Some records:
-- start --
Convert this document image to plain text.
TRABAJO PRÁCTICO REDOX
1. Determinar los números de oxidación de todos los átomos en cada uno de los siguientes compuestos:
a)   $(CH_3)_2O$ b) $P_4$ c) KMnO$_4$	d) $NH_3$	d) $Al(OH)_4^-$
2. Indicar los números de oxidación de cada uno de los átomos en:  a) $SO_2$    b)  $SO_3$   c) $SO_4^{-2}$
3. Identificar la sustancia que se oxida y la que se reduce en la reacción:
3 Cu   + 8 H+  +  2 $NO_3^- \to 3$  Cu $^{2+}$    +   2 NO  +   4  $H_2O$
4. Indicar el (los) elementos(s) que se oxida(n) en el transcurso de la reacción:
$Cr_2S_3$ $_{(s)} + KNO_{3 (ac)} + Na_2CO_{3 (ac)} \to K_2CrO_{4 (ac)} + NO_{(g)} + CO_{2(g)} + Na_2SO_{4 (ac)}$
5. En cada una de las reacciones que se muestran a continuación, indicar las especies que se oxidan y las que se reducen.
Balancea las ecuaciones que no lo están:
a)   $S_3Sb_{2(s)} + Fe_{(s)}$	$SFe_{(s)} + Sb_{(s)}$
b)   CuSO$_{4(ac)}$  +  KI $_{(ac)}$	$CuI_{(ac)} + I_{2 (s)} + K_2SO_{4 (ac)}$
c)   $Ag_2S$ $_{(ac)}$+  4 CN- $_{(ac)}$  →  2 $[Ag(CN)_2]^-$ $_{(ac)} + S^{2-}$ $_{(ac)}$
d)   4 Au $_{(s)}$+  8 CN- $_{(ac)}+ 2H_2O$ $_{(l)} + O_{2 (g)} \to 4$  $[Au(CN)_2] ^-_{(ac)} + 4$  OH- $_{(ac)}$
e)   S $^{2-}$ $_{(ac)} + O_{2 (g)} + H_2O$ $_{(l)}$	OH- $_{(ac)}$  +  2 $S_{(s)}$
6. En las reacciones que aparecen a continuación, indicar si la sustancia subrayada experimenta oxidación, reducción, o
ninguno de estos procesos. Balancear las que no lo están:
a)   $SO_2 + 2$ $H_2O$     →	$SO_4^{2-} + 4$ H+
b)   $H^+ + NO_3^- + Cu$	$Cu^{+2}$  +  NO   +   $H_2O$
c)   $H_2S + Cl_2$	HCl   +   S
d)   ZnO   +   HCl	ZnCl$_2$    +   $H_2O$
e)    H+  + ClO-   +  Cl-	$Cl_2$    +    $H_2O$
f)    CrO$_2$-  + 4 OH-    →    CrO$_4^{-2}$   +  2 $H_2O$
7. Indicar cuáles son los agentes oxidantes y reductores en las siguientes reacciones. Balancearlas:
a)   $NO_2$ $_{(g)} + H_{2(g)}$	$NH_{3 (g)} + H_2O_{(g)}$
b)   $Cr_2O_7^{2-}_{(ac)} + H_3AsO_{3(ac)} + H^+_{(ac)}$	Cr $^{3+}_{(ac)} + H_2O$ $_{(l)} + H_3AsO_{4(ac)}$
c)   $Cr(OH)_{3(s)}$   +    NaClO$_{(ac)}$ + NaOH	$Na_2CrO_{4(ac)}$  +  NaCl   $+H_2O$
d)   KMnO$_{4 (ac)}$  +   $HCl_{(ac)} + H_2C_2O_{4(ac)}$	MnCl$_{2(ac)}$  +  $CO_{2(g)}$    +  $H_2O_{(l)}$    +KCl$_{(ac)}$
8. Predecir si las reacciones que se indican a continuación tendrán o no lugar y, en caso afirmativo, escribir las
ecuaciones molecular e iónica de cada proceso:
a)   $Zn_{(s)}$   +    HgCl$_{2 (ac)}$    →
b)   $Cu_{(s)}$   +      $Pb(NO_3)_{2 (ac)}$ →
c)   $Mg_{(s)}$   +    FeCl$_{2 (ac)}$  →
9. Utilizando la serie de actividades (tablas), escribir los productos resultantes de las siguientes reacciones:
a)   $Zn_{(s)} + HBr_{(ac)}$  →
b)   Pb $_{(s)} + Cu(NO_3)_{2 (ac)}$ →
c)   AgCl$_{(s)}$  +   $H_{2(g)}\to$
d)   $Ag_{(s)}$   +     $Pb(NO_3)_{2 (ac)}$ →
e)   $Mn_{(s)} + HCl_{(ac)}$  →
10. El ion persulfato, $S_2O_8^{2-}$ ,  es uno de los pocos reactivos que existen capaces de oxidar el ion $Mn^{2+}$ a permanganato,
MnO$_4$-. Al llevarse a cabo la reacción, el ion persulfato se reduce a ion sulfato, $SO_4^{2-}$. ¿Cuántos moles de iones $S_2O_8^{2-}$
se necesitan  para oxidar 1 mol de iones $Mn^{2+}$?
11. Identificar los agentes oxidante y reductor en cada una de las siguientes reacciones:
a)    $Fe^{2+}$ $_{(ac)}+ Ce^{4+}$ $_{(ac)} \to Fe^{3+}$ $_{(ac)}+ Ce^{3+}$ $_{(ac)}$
-- end --
Make an exact copy of all the data.

Convert this document image to plain text.
TRABAJO PRÁCTICO REDOX
1. Determinar los números de oxidación de todos los átomos en cada uno de los siguientes compuestos:
a)   $(CH_3)_2O$ b) $P_4$ c) KMnO$_4$	d) $NH_3$	d) $Al(OH)_4^-$
2. Indicar los números de oxidación de cada uno de los átomos en:  a) $SO_2$    b)  $SO_3$   c) $SO_4^{-2}$
3. Identificar la sustancia que se oxida y la que se reduce en la reacción:
3 Cu   + 8 H+  +  2 $NO_3^- \to 3$  Cu $^{2+}$    +   2 NO  +   4  $H_2O$
4. Indicar el (los) elementos(s) que se oxida(n) en el transcurso de la reacción:
$Cr_2S_3$ $_{(s)} + KNO_{3 (ac)} + Na_2CO_{3 (ac)} \to K_2CrO_{4 (ac)} + NO_{(g)} + CO_{2(g)} + Na_2SO_{4 (ac)}$
5. En cada una de las reacciones que se muestran a continuación, indicar las especies que se oxidan y las que se reducen.
Balancea las ecuaciones que no lo están:
a)   $S_3Sb_{2(s)} + Fe_{(s)}$	$SFe_{(s)} + Sb_{(s)}$
b)   CuSO$_{4(ac)}$  +  KI $_{(ac)}$	$CuI_{(ac)} + I_{2 (s)} + K_2SO_{4 (ac)}$
c)   $Ag_2S$ $_{(ac)}$+  4 CN- $_{(ac)}$  →  2 $[Ag(CN)_2]^-$ $_{(ac)} + S^{2-}$ $_{(ac)}$
d)   4 Au $_{(s)}$+  8 CN- $_{(ac)}+ 2H_2O$ $_{(l)} + O_{2 (g)} \to 4$  $[Au(CN)_2] ^-_{(ac)} + 4$  OH- $_{(ac)}$
e)   S $^{2-}$ $_{(ac)} + O_{2 (g)} + H_2O$ $_{(l)}$	OH- $_{(ac)}$  +  2 $S_{(s)}$
6. En las reacciones que aparecen a continuación, indicar si la sustancia subrayada experimenta oxidación, reducción, o
ninguno de estos procesos. Balancear las que no lo están:
a)   $SO_2 + 2$ $H_2O$     →	$SO_4^{2-} + 4$ H+
b)   $H^+ + NO_3^- + Cu$	$Cu^{+2}$  +  NO   +   $H_2O$
c)   $H_2S + Cl_2$	HCl   +   S
d)   ZnO   +   HCl	ZnCl$_2$    +   $H_2O$
e)    H+  + ClO-   +  Cl-	$Cl_2$    +    $H_2O$
f)    CrO$_2$-  + 4 OH-    →    CrO$_4^{-2}$   +  2 $H_2O$
7. Indicar cuáles son los agentes oxidantes y reductores en las siguientes reacciones. Balancearlas:
a)   $NO_2$ $_{(g)} + H_{2(g)}$	$NH_{3 (g)} + H_2O_{(g)}$
b)   $Cr_2O_7^{2-}_{(ac)} + H_3AsO_{3(ac)} + H^+_{(ac)}$	Cr $^{3+}_{(ac)} + H_2O$ $_{(l)} + H_3AsO_{4(ac)}$
c)   $Cr(OH)_{3(s)}$   +    NaClO$_{(ac)}$ + NaOH	$Na_2CrO_{4(ac)}$  +  NaCl   $+H_2O$
d)   KMnO$_{4 (ac)}$  +   $HCl_{(ac)} + H_2C_2O_{4(ac)}$	MnCl$_{2(ac)}$  +  $CO_{2(g)}$    +  $H_2O_{(l)}$    +KCl$_{(ac)}$
8. Predecir si las reacciones que se indican a continuación tendrán o no lugar y, en caso afirmativo, escribir las
ecuaciones molecular e iónica de cada proceso:
a)   $Zn_{(s)}$   +    HgCl$_{2 (ac)}$    →
b)   $Cu_{(s)}$   +      $Pb(NO_3)_{2 (ac)}$ →
c)   $Mg_{(s)}$   +    FeCl$_{2 (ac)}$  →
9. Utilizando la serie de actividades (tablas), escribir los productos resultantes de las siguientes reacciones:
a)   $Zn_{(s)} + HBr_{(ac)}$  →
b)   Pb $_{(s)} + Cu(NO_3)_{2 (ac)}$ →
c)   AgCl$_{(s)}$  +   $H_{2(g)}\to$
d)   $Ag_{(s)}$   +     $Pb(NO_3)_{2 (ac)}$ →
e)   $Mn_{(s)} + HCl_{(ac)}$  →
10. El ion persulfato, $S_2O_8^{2-}$ ,  es uno de los pocos reactivos que existen capaces de oxidar el ion $Mn^{2+}$ a permanganato,
MnO$_4$-. Al llevarse a cabo la reacción, el ion persulfato se reduce a ion sulfato, $SO_4^{2-}$. ¿Cuántos moles de iones $S_2O_8^{2-}$
se necesitan  para oxidar 1 mol de iones $Mn^{2+}$?
11. Identificar los agentes oxidante y reductor en cada una de las siguientes reacciones:
a)    $Fe^{2+}$ $_{(ac)}+ Ce^{4+}$ $_{(ac)} \to Fe^{3+}$ $_{(ac)}+ Ce^{3+}$ $_{(ac)}$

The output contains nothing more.